— START OF MATERIAL TO PROCESS —
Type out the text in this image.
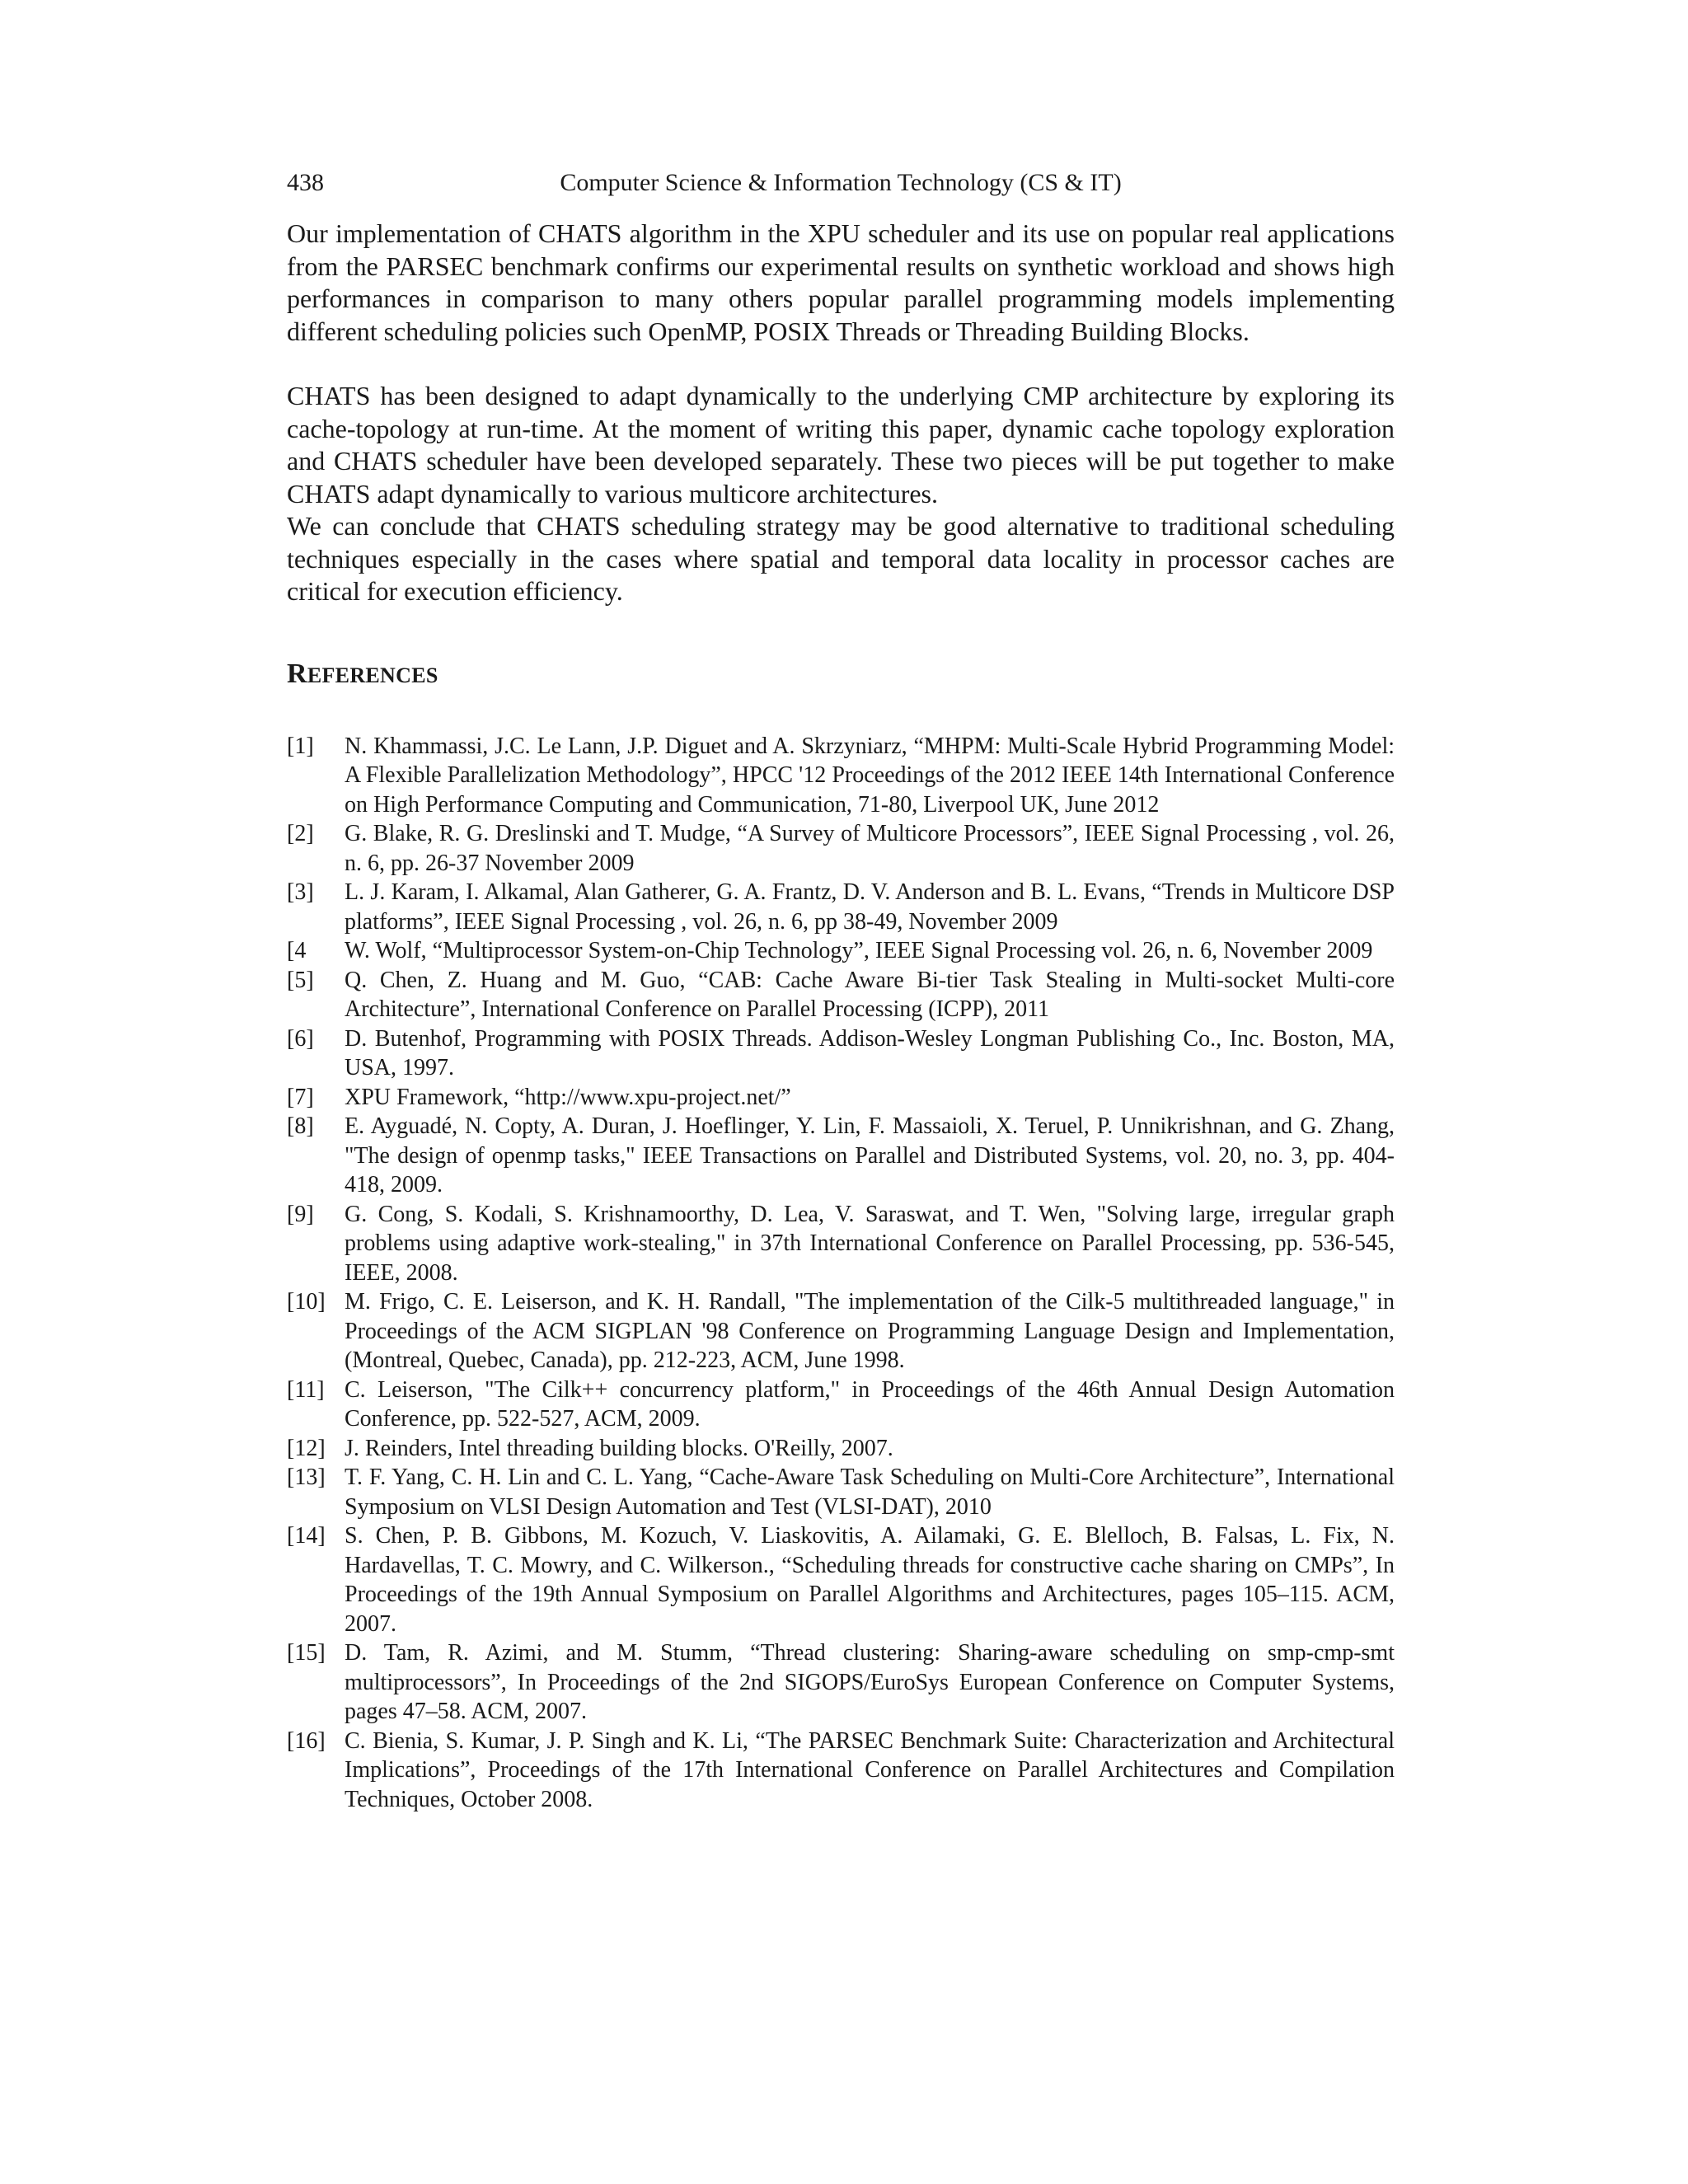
438	Computer Science & Information Technology (CS & IT)

Our implementation of CHATS algorithm in the XPU scheduler and its use on popular real applications from the PARSEC benchmark confirms our experimental results on synthetic workload and shows high performances in comparison to many others popular parallel programming models implementing different scheduling policies such OpenMP, POSIX Threads or Threading Building Blocks.

CHATS has been designed to adapt dynamically to the underlying CMP architecture by exploring its cache-topology at run-time. At the moment of writing this paper, dynamic cache topology exploration and CHATS scheduler have been developed separately. These two pieces will be put together to make CHATS adapt dynamically to various multicore architectures.

We can conclude that CHATS scheduling strategy may be good alternative to traditional scheduling techniques especially in the cases where spatial and temporal data locality in processor caches are critical for execution efficiency.

REFERENCES
[1] N. Khammassi, J.C. Le Lann, J.P. Diguet and A. Skrzyniarz, “MHPM: Multi-Scale Hybrid Programming Model: A Flexible Parallelization Methodology”, HPCC '12 Proceedings of the 2012 IEEE 14th International Conference on High Performance Computing and Communication, 71-80, Liverpool UK, June 2012
[2] G. Blake, R. G. Dreslinski and T. Mudge, “A Survey of Multicore Processors”, IEEE Signal Processing , vol. 26, n. 6, pp. 26-37 November 2009
[3] L. J. Karam, I. Alkamal, Alan Gatherer, G. A. Frantz, D. V. Anderson and B. L. Evans, “Trends in Multicore DSP platforms”, IEEE Signal Processing , vol. 26, n. 6, pp 38-49, November 2009
[4 W. Wolf, “Multiprocessor System-on-Chip Technology”, IEEE Signal Processing vol. 26, n. 6, November 2009
[5] Q. Chen, Z. Huang and M. Guo, “CAB: Cache Aware Bi-tier Task Stealing in Multi-socket Multi-core Architecture”, International Conference on Parallel Processing (ICPP), 2011
[6] D. Butenhof, Programming with POSIX Threads. Addison-Wesley Longman Publishing Co., Inc. Boston, MA, USA, 1997.
[7] XPU Framework, “http://www.xpu-project.net/”
[8] E. Ayguadé, N. Copty, A. Duran, J. Hoeflinger, Y. Lin, F. Massaioli, X. Teruel, P. Unnikrishnan, and G. Zhang, "The design of openmp tasks," IEEE Transactions on Parallel and Distributed Systems, vol. 20, no. 3, pp. 404-418, 2009.
[9] G. Cong, S. Kodali, S. Krishnamoorthy, D. Lea, V. Saraswat, and T. Wen, "Solving large, irregular graph problems using adaptive work-stealing," in 37th International Conference on Parallel Processing, pp. 536-545, IEEE, 2008.
[10] M. Frigo, C. E. Leiserson, and K. H. Randall, "The implementation of the Cilk-5 multithreaded language," in Proceedings of the ACM SIGPLAN '98 Conference on Programming Language Design and Implementation, (Montreal, Quebec, Canada), pp. 212-223, ACM, June 1998.
[11] C. Leiserson, "The Cilk++ concurrency platform," in Proceedings of the 46th Annual Design Automation Conference, pp. 522-527, ACM, 2009.
[12] J. Reinders, Intel threading building blocks. O'Reilly, 2007.
[13] T. F. Yang, C. H. Lin and C. L. Yang, “Cache-Aware Task Scheduling on Multi-Core Architecture”, International Symposium on VLSI Design Automation and Test (VLSI-DAT), 2010
[14] S. Chen, P. B. Gibbons, M. Kozuch, V. Liaskovitis, A. Ailamaki, G. E. Blelloch, B. Falsas, L. Fix, N. Hardavellas, T. C. Mowry, and C. Wilkerson., “Scheduling threads for constructive cache sharing on CMPs”, In Proceedings of the 19th Annual Symposium on Parallel Algorithms and Architectures, pages 105–115. ACM, 2007.
[15] D. Tam, R. Azimi, and M. Stumm, “Thread clustering: Sharing-aware scheduling on smp-cmp-smt multiprocessors”, In Proceedings of the 2nd SIGOPS/EuroSys European Conference on Computer Systems, pages 47–58. ACM, 2007.
[16] C. Bienia, S. Kumar, J. P. Singh and K. Li, “The PARSEC Benchmark Suite: Characterization and Architectural Implications”, Proceedings of the 17th International Conference on Parallel Architectures and Compilation Techniques, October 2008.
— END OF MATERIAL TO PROCESS —
STATED EXERCISE:
Which lines hold the word "Leiserson"? Copy every one of them.

FINISHED EXERCISE:
[10] M. Frigo, C. E. Leiserson, and K. H. Randall, "The implementation of the Cilk-5 multithreaded language," in Proceedings of the ACM SIGPLAN '98 Conference on Programming Language Design and Implementation, (Montreal, Quebec, Canada), pp. 212-223, ACM, June 1998.
[11] C. Leiserson, "The Cilk++ concurrency platform," in Proceedings of the 46th Annual Design Automation Conference, pp. 522-527, ACM, 2009.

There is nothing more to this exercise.